● Record excerpts

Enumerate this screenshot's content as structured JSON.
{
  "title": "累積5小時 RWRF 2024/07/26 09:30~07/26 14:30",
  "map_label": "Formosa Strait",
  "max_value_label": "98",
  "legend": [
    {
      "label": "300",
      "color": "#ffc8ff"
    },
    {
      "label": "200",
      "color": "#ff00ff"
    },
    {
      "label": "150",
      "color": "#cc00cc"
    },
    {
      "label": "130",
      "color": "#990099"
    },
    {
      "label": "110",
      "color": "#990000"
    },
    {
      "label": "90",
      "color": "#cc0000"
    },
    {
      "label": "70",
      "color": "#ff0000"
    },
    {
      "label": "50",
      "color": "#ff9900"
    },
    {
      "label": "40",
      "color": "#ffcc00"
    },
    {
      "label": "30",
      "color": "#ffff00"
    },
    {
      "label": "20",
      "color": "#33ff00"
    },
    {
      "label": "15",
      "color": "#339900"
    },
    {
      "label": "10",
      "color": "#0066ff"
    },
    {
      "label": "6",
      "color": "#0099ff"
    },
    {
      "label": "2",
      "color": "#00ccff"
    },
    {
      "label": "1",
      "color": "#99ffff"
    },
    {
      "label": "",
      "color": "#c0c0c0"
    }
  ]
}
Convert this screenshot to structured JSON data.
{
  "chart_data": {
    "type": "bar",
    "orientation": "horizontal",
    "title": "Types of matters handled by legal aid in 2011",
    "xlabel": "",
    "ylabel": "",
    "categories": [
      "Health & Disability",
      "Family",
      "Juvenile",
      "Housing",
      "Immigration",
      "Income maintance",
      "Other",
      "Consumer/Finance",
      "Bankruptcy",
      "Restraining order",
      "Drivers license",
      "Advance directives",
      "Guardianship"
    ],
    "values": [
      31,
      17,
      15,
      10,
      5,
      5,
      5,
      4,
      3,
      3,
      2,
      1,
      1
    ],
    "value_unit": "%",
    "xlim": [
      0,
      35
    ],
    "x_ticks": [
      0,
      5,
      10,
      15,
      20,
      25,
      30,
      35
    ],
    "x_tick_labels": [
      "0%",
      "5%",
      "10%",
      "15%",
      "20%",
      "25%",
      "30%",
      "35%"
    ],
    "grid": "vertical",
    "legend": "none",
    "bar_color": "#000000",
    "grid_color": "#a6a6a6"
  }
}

● Objective
Filter the entries and copy out every line with the word "structured".

● Response to the task
Enumerate this screenshot's content as structured JSON.
Convert this screenshot to structured JSON data.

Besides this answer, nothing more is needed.